───── LISTING
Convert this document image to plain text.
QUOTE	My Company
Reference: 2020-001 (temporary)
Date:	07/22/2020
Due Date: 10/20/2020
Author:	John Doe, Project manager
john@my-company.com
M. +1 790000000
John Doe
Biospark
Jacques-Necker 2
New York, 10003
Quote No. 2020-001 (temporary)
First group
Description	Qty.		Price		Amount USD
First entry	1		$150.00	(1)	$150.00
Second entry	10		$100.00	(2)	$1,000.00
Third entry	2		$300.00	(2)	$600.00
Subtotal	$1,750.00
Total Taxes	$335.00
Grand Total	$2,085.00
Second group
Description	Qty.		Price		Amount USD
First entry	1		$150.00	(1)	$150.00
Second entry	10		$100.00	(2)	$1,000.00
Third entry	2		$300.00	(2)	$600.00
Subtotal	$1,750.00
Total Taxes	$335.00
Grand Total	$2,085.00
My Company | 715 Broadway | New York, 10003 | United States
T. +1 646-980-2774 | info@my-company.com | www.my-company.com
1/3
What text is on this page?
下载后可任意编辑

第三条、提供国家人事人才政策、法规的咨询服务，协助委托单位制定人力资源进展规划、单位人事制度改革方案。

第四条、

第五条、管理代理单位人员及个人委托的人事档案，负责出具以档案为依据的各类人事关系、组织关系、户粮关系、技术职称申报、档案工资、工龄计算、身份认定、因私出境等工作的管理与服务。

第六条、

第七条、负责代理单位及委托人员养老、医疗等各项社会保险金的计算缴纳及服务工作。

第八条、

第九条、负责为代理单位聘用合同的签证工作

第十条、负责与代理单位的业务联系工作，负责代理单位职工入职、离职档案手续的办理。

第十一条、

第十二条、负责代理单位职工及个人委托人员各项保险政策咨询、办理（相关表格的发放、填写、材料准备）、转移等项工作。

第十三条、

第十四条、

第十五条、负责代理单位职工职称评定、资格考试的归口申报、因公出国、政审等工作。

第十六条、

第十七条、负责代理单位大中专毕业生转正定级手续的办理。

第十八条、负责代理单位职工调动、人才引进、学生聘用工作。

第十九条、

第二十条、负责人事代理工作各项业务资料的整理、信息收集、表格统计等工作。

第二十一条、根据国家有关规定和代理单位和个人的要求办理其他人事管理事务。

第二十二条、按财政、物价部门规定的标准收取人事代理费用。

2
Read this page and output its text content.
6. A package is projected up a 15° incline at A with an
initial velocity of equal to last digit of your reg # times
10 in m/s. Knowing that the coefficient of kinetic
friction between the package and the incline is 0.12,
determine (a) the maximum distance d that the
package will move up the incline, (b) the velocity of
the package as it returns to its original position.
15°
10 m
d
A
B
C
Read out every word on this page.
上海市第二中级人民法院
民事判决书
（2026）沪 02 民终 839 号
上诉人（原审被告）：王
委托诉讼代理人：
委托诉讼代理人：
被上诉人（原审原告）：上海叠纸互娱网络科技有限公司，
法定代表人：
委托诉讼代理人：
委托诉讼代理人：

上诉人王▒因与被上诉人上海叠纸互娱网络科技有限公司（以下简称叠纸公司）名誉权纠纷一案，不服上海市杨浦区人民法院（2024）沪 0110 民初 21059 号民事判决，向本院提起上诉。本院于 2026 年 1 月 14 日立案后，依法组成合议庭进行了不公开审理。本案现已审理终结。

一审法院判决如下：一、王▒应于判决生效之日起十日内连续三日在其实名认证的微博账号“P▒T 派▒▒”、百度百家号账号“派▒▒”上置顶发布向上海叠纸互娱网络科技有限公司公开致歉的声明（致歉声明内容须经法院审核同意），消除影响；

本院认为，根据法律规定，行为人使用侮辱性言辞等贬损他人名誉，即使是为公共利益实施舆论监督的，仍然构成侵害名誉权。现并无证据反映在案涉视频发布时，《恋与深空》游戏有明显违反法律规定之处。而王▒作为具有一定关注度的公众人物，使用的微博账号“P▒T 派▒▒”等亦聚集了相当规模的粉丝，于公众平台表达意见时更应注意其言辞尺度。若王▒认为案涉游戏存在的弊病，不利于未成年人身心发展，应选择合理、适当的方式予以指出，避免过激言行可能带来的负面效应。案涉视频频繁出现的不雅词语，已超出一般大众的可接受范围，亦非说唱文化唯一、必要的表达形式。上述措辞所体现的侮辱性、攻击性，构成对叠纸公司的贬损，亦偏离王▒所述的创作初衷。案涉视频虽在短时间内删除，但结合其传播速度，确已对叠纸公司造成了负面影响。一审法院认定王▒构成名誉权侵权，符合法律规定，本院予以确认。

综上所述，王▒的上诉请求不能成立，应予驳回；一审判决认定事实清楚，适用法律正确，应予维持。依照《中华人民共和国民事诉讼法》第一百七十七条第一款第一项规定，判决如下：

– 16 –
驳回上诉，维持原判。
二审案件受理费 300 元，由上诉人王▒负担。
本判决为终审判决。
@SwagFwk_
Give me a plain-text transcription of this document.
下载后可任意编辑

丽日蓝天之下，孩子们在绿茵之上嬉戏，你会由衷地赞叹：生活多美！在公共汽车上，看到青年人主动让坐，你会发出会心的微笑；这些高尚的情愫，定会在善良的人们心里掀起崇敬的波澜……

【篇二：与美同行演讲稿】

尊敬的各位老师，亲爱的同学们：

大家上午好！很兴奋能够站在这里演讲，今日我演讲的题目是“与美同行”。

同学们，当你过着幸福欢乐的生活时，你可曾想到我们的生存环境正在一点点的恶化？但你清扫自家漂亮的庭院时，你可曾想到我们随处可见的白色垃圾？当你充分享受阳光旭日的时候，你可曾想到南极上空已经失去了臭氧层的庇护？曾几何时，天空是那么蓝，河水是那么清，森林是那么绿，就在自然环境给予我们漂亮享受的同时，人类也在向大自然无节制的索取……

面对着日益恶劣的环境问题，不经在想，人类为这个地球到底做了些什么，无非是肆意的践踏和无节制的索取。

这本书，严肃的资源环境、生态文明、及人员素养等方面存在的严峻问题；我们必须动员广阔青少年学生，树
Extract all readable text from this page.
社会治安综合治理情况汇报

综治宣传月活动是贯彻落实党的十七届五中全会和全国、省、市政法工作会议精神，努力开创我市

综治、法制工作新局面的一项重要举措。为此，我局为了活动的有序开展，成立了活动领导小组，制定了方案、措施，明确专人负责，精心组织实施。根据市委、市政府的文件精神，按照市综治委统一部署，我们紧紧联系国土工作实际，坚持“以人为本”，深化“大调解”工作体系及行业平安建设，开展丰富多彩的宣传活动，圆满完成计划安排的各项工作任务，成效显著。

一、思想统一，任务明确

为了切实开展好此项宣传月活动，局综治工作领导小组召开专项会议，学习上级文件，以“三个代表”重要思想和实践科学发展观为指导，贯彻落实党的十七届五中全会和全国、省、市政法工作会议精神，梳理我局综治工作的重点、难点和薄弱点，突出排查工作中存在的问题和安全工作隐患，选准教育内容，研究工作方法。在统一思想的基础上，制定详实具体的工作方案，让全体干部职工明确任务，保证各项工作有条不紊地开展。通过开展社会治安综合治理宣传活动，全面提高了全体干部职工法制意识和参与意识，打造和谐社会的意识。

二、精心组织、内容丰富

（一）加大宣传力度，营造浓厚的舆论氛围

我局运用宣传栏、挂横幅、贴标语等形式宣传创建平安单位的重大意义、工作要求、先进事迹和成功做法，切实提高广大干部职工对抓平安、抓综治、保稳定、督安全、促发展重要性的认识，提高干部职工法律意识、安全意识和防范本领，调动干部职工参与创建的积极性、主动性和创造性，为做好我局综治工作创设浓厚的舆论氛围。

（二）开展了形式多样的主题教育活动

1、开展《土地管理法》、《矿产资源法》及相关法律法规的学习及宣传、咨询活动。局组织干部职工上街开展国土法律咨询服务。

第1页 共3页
──────────
> EXERCISE DETAILS:
Copy the material above verbatim.

> WORKED SOLUTION:
Convert this document image to plain text.
QUOTE	My Company
Reference: 2020-001 (temporary)
Date:	07/22/2020
Due Date: 10/20/2020
Author:	John Doe, Project manager
john@my-company.com
M. +1 790000000
John Doe
Biospark
Jacques-Necker 2
New York, 10003
Quote No. 2020-001 (temporary)
First group
Description	Qty.		Price		Amount USD
First entry	1		$150.00	(1)	$150.00
Second entry	10		$100.00	(2)	$1,000.00
Third entry	2		$300.00	(2)	$600.00
Subtotal	$1,750.00
Total Taxes	$335.00
Grand Total	$2,085.00
Second group
Description	Qty.		Price		Amount USD
First entry	1		$150.00	(1)	$150.00
Second entry	10		$100.00	(2)	$1,000.00
Third entry	2		$300.00	(2)	$600.00
Subtotal	$1,750.00
Total Taxes	$335.00
Grand Total	$2,085.00
My Company | 715 Broadway | New York, 10003 | United States
T. +1 646-980-2774 | info@my-company.com | www.my-company.com
1/3
What text is on this page?
下载后可任意编辑

第三条、提供国家人事人才政策、法规的咨询服务，协助委托单位制定人力资源进展规划、单位人事制度改革方案。

第四条、

第五条、管理代理单位人员及个人委托的人事档案，负责出具以档案为依据的各类人事关系、组织关系、户粮关系、技术职称申报、档案工资、工龄计算、身份认定、因私出境等工作的管理与服务。

第六条、

第七条、负责代理单位及委托人员养老、医疗等各项社会保险金的计算缴纳及服务工作。

第八条、

第九条、负责为代理单位聘用合同的签证工作

第十条、负责与代理单位的业务联系工作，负责代理单位职工入职、离职档案手续的办理。

第十一条、

第十二条、负责代理单位职工及个人委托人员各项保险政策咨询、办理（相关表格的发放、填写、材料准备）、转移等项工作。

第十三条、

第十四条、

第十五条、负责代理单位职工职称评定、资格考试的归口申报、因公出国、政审等工作。

第十六条、

第十七条、负责代理单位大中专毕业生转正定级手续的办理。

第十八条、负责代理单位职工调动、人才引进、学生聘用工作。

第十九条、

第二十条、负责人事代理工作各项业务资料的整理、信息收集、表格统计等工作。

第二十一条、根据国家有关规定和代理单位和个人的要求办理其他人事管理事务。

第二十二条、按财政、物价部门规定的标准收取人事代理费用。

2
Read this page and output its text content.
6. A package is projected up a 15° incline at A with an
initial velocity of equal to last digit of your reg # times
10 in m/s. Knowing that the coefficient of kinetic
friction between the package and the incline is 0.12,
determine (a) the maximum distance d that the
package will move up the incline, (b) the velocity of
the package as it returns to its original position.
15°
10 m
d
A
B
C
Read out every word on this page.
上海市第二中级人民法院
民事判决书
（2026）沪 02 民终 839 号
上诉人（原审被告）：王
委托诉讼代理人：
委托诉讼代理人：
被上诉人（原审原告）：上海叠纸互娱网络科技有限公司，
法定代表人：
委托诉讼代理人：
委托诉讼代理人：

上诉人王▒因与被上诉人上海叠纸互娱网络科技有限公司（以下简称叠纸公司）名誉权纠纷一案，不服上海市杨浦区人民法院（2024）沪 0110 民初 21059 号民事判决，向本院提起上诉。本院于 2026 年 1 月 14 日立案后，依法组成合议庭进行了不公开审理。本案现已审理终结。

一审法院判决如下：一、王▒应于判决生效之日起十日内连续三日在其实名认证的微博账号“P▒T 派▒▒”、百度百家号账号“派▒▒”上置顶发布向上海叠纸互娱网络科技有限公司公开致歉的声明（致歉声明内容须经法院审核同意），消除影响；

本院认为，根据法律规定，行为人使用侮辱性言辞等贬损他人名誉，即使是为公共利益实施舆论监督的，仍然构成侵害名誉权。现并无证据反映在案涉视频发布时，《恋与深空》游戏有明显违反法律规定之处。而王▒作为具有一定关注度的公众人物，使用的微博账号“P▒T 派▒▒”等亦聚集了相当规模的粉丝，于公众平台表达意见时更应注意其言辞尺度。若王▒认为案涉游戏存在的弊病，不利于未成年人身心发展，应选择合理、适当的方式予以指出，避免过激言行可能带来的负面效应。案涉视频频繁出现的不雅词语，已超出一般大众的可接受范围，亦非说唱文化唯一、必要的表达形式。上述措辞所体现的侮辱性、攻击性，构成对叠纸公司的贬损，亦偏离王▒所述的创作初衷。案涉视频虽在短时间内删除，但结合其传播速度，确已对叠纸公司造成了负面影响。一审法院认定王▒构成名誉权侵权，符合法律规定，本院予以确认。

综上所述，王▒的上诉请求不能成立，应予驳回；一审判决认定事实清楚，适用法律正确，应予维持。依照《中华人民共和国民事诉讼法》第一百七十七条第一款第一项规定，判决如下：

– 16 –
驳回上诉，维持原判。
二审案件受理费 300 元，由上诉人王▒负担。
本判决为终审判决。
@SwagFwk_
Give me a plain-text transcription of this document.
下载后可任意编辑

丽日蓝天之下，孩子们在绿茵之上嬉戏，你会由衷地赞叹：生活多美！在公共汽车上，看到青年人主动让坐，你会发出会心的微笑；这些高尚的情愫，定会在善良的人们心里掀起崇敬的波澜……

【篇二：与美同行演讲稿】

尊敬的各位老师，亲爱的同学们：

大家上午好！很兴奋能够站在这里演讲，今日我演讲的题目是“与美同行”。

同学们，当你过着幸福欢乐的生活时，你可曾想到我们的生存环境正在一点点的恶化？但你清扫自家漂亮的庭院时，你可曾想到我们随处可见的白色垃圾？当你充分享受阳光旭日的时候，你可曾想到南极上空已经失去了臭氧层的庇护？曾几何时，天空是那么蓝，河水是那么清，森林是那么绿，就在自然环境给予我们漂亮享受的同时，人类也在向大自然无节制的索取……

面对着日益恶劣的环境问题，不经在想，人类为这个地球到底做了些什么，无非是肆意的践踏和无节制的索取。

这本书，严肃的资源环境、生态文明、及人员素养等方面存在的严峻问题；我们必须动员广阔青少年学生，树
Extract all readable text from this page.
社会治安综合治理情况汇报

综治宣传月活动是贯彻落实党的十七届五中全会和全国、省、市政法工作会议精神，努力开创我市

综治、法制工作新局面的一项重要举措。为此，我局为了活动的有序开展，成立了活动领导小组，制定了方案、措施，明确专人负责，精心组织实施。根据市委、市政府的文件精神，按照市综治委统一部署，我们紧紧联系国土工作实际，坚持“以人为本”，深化“大调解”工作体系及行业平安建设，开展丰富多彩的宣传活动，圆满完成计划安排的各项工作任务，成效显著。

一、思想统一，任务明确

为了切实开展好此项宣传月活动，局综治工作领导小组召开专项会议，学习上级文件，以“三个代表”重要思想和实践科学发展观为指导，贯彻落实党的十七届五中全会和全国、省、市政法工作会议精神，梳理我局综治工作的重点、难点和薄弱点，突出排查工作中存在的问题和安全工作隐患，选准教育内容，研究工作方法。在统一思想的基础上，制定详实具体的工作方案，让全体干部职工明确任务，保证各项工作有条不紊地开展。通过开展社会治安综合治理宣传活动，全面提高了全体干部职工法制意识和参与意识，打造和谐社会的意识。

二、精心组织、内容丰富

（一）加大宣传力度，营造浓厚的舆论氛围

我局运用宣传栏、挂横幅、贴标语等形式宣传创建平安单位的重大意义、工作要求、先进事迹和成功做法，切实提高广大干部职工对抓平安、抓综治、保稳定、督安全、促发展重要性的认识，提高干部职工法律意识、安全意识和防范本领，调动干部职工参与创建的积极性、主动性和创造性，为做好我局综治工作创设浓厚的舆论氛围。

（二）开展了形式多样的主题教育活动

1、开展《土地管理法》、《矿产资源法》及相关法律法规的学习及宣传、咨询活动。局组织干部职工上街开展国土法律咨询服务。

第1页 共3页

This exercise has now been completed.